TESTO:
################

Eppure non è così neppure dinanzi alle cronache più drammatiche. E ciò vale in Toscana per il Serchio come in Calabria per le frane, vale per il Po come per il Sarno.

La vicenda Bertolaso anche al di là dei suoi gravissimi risvolti giudiziari avrebbe dovuto aiutarci a capire cosa ancora non funziona nel paese, anzi sia andato aggravandosi proprio negli ultimi anni nonostante tutte le chiacchere sul federalismo e le riforme istituzionali. Neppure gli ultimi disastri sono finora riusciti a far emergere cosa ha voluto dire azzoppare ulteriormente pochi anni fa la legge 183 la cui mancata attuazione ha e avrà costi ben maggiori per l'erario di quelli tagliati che andranno ad aggiungersi a quelli umani e sociali.

Quando la Commissione Matteoli sulla base di una legge delega azzoppò una legge d'avanguardia non furono molte le voci a levarsi a Roma ma neppure nelle regioni nonostante che quei pasticci ci avessero creato anche delicati problemi nel rapporto con le politiche comunitarie. E nessuno ricordò che nelle conclusioni di una seria indagine parlamentare seria sulla legge 183 di qualche anno prima venisse rilevato che il punto più debole di una legge molto innovativa e valida era la l'inadeguatezza degli organi di gestione preposti che -diceva il documento conclusivo- avrebbe potuto e dovuto essere cambiato sul modello degli enti parco previsti dalla legge 394 uscita pochi anni dopo la 183.

Non solo non c'è stato alcun seguito nel senso indicato, ma ora anche gli enti parchi vengono rimessi in discussione -anzi sono già stati penalizzati- avendo il nuovo codice dei beni culturali sottratto ai piani dei parchi il paesaggio che torna così a viaggiare tra sopraintendenze varie alla ricerca di una copianificazione sempre più ardua.

Anche qui come per la 183 pochi hanno alzato la voce. Anzi in Toscana ci si è affrettati addirittura a togliere il nulla osta sui beni culturali ai parchi per affidarli ai comuni che dovrebbero ora istituire ognuno una commissione. Cosi al parco delle Apuane -tanto per fare un esempio- al nulla osta dovrebbero provvedere 16 comuni con 16 commissioni che infatti non ci sono tanto è vero si deve chiedere un aiuto al parco.

Insomma un bell'esempio anche di semplificazione amministrativa, dove decideva uno con una visione d'insieme ora dovrebbero decidere in 16 ognuno per il suo pezzetto..

Cosa emerge anche da queste poche considerazioni se non il fatto che è ormai cambiato lo scenario con cui deve misurarsi oggi il governo del territorio e qualsiasi politica di programmazione e di pianificazione cadute ormai in disuso. E lo scenario presenta due inconfondibili novità anche sul piano europeo.

################

DATI ESTRATTI:
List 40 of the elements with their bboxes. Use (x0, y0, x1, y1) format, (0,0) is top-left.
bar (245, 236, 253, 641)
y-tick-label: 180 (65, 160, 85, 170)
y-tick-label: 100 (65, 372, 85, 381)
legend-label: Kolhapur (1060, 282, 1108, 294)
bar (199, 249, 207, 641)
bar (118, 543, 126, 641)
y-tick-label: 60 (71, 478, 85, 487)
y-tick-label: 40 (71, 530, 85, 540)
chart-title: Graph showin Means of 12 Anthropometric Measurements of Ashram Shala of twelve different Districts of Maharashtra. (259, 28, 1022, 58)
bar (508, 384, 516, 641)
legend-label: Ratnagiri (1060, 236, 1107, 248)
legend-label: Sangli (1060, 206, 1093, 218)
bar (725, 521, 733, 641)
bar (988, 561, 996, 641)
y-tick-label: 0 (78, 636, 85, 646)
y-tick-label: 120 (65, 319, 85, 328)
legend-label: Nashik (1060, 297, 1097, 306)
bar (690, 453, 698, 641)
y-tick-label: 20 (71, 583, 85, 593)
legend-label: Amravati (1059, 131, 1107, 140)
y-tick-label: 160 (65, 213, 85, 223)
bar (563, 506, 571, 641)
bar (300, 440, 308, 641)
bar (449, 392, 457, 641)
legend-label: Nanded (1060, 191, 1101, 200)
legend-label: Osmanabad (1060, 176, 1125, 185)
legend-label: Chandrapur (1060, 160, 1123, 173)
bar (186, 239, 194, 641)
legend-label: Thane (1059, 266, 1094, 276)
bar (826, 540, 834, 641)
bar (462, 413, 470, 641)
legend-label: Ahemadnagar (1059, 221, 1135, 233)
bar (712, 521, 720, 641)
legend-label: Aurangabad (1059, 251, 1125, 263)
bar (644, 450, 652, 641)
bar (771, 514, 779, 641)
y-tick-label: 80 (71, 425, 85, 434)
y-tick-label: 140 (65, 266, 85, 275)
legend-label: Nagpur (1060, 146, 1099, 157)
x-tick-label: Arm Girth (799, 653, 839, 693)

################

ESERCIZI:
- a) Elenca tutti i fiumi nominati nel testo sul governo del territorio.
- b) Per favore, scrivi il seguito del testo sul governo del territorio, partendo subito dopo l'ultima frase riportata.

RISPOSTE:
- a) Serchio, Po, Sarno.

- b)
Il primo attiene alla connessione tra materie e discipline prima separate -si pensi appunto ad ambiente, natura e paesaggio che la Convenzione Europea firmata a Firenze collega in maniera assai più esplicita della nostra stessa norma costituzionale dell'art 9 ( si dice infatti che tutto il territorio agricolo va tutelato in una visione non più puntuale per singoli monumenti e affini), ma anche all'eolico, le biomasse, l'agricoltura che entrano in un rapporto diverso e nuovo sia sotto il profilo del paesaggio ma anche per il consumo dell'acqua, la gestione dei fiumi e delle coste. Se a fronte di questo contesto dove le gestioni separate, settoriali risultano sempre più inadeguate quando non dannose, scardinare, manomettere normative che avevano il merito di avviare il superamento della frammentazione settorialistica o la concezione solo urbanistica appunto come la 183, la 394 etc non può che produrre danni.

E questo lo si può vedere chiaramente passando all'altro profilo ossia quello istituzionale. Quale è la novità non soltanto per il nostro paese oggi; sia che ci riferiamo ai bacini idrografici, ai parchi, ai piani paesistici noi dobbiamo misurarci con e su dimensioni prima ignorate dal governo del territorio ossia prima che la legislazione facesse riferimento a realtà come quelle idrogeologiche, naturali e così via. Si tratta in sostanza di dimensioni nuove non ritagliate o ritagliabili su confini amministrativi comunali, provinciali ma anche regionali e in più d'un caso anche nazionali. Ci troviamo di fronte insomma ad una doppia trasversalità; quella tra materie e discipline e quella istituzionale a cui fa riferimento ormai costantemente la Corte costituzionale.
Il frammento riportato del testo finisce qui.